◆ **DATA EXTRACTS**
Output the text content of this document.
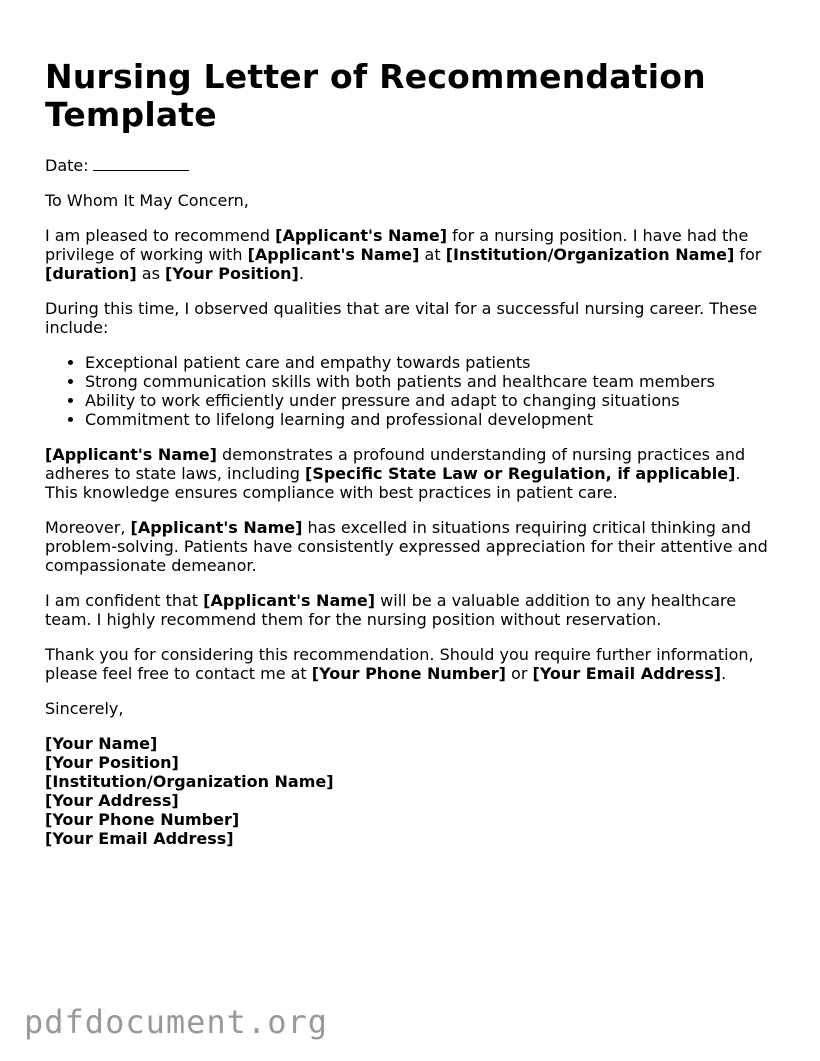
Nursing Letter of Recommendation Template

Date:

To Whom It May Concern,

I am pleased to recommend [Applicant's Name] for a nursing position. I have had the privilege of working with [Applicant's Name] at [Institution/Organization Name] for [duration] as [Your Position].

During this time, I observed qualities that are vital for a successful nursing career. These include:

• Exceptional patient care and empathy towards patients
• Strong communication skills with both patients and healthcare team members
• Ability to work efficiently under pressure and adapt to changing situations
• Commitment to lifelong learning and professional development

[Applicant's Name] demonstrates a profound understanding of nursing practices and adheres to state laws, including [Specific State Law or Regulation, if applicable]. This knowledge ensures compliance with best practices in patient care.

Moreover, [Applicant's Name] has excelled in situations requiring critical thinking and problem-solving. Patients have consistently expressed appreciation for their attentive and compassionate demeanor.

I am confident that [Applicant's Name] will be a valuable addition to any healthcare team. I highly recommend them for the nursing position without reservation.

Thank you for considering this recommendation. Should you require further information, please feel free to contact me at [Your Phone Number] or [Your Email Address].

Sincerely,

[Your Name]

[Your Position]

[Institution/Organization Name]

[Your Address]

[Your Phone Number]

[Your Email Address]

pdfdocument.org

* * *

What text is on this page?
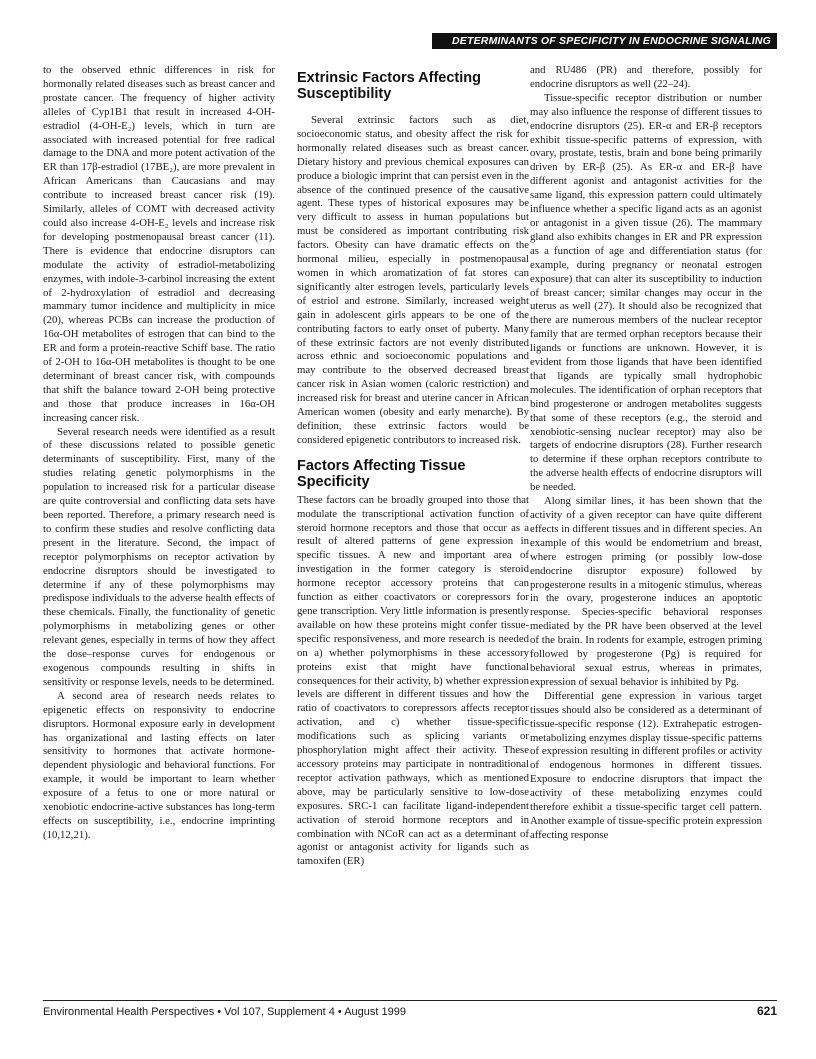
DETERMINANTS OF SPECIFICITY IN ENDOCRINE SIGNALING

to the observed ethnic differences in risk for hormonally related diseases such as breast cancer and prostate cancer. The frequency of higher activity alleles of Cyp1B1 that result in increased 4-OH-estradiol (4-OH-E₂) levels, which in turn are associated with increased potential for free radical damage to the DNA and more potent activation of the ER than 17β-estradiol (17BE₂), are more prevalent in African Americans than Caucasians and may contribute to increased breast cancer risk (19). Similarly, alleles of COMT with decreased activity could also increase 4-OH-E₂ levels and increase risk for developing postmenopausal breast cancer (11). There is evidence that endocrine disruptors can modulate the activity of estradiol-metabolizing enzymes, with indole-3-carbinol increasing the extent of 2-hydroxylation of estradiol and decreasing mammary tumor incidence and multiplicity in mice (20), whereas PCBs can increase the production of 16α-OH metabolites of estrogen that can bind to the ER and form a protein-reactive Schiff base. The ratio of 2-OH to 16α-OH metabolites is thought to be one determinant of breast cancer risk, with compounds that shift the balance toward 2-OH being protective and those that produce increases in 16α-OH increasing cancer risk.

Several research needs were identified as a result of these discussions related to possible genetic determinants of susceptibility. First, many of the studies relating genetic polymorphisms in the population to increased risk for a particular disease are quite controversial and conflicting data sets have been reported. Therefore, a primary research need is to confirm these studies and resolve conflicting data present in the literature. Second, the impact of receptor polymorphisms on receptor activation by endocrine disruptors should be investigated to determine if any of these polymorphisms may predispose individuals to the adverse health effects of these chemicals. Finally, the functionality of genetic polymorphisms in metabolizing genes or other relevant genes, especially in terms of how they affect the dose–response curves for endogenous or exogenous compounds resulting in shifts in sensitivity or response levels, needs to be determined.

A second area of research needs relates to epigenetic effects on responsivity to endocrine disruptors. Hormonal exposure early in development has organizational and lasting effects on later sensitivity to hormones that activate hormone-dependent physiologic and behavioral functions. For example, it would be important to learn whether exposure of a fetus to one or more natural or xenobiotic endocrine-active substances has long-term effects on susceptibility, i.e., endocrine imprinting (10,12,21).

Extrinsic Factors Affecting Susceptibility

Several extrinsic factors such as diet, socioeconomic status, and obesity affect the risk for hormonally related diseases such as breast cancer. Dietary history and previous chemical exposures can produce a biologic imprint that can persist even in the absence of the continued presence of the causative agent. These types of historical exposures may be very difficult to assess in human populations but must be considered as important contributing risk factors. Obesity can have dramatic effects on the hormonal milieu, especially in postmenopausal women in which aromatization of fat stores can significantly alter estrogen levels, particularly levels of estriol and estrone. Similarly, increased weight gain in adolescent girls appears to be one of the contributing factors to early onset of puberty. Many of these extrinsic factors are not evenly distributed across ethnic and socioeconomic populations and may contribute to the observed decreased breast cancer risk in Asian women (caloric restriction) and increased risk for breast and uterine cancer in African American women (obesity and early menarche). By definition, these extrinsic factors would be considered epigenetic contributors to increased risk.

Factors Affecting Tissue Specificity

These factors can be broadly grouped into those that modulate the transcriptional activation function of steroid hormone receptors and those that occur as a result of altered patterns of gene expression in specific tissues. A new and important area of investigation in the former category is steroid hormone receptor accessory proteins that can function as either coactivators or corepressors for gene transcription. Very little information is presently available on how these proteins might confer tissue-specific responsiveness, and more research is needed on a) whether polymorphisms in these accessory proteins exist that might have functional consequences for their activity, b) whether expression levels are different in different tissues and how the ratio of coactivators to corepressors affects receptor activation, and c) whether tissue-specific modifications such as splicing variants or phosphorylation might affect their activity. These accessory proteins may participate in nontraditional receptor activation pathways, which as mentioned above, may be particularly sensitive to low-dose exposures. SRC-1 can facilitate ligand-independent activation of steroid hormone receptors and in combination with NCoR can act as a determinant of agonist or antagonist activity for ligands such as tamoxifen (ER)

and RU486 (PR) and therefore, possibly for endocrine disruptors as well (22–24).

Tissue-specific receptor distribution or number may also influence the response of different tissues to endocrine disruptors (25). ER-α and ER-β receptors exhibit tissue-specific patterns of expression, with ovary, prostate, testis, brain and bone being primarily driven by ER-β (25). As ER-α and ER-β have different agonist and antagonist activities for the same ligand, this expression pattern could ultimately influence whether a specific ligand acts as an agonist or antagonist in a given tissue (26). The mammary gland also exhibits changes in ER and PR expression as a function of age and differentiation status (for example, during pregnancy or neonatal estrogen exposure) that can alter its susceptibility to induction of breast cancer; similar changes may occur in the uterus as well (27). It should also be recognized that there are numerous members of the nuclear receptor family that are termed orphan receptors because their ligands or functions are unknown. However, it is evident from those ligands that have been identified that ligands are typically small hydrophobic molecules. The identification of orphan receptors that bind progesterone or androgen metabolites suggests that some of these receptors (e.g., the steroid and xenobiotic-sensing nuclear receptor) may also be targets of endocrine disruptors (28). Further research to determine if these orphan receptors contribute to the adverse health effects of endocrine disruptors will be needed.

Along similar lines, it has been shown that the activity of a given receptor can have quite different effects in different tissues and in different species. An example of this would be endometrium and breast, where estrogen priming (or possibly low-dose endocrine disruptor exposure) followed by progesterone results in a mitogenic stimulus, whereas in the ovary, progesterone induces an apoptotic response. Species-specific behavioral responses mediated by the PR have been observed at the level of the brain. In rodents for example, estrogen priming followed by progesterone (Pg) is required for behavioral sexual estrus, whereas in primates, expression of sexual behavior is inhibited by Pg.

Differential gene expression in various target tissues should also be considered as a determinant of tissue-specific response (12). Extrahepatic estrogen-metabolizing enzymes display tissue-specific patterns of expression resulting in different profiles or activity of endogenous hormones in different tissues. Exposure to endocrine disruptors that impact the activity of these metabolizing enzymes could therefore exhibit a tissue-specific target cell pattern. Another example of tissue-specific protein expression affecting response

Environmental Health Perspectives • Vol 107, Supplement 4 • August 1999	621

◆ **INSTRUCTIONS TO FOLLOW**
Whichever lines of the data include the word "Address", pull them out.

◆ **RESPONSE TO THE EXERCISE**
Thank you for considering this recommendation. Should you require further information, please feel free to contact me at [Your Phone Number] or [Your Email Address].
[Your Address]
[Your Email Address]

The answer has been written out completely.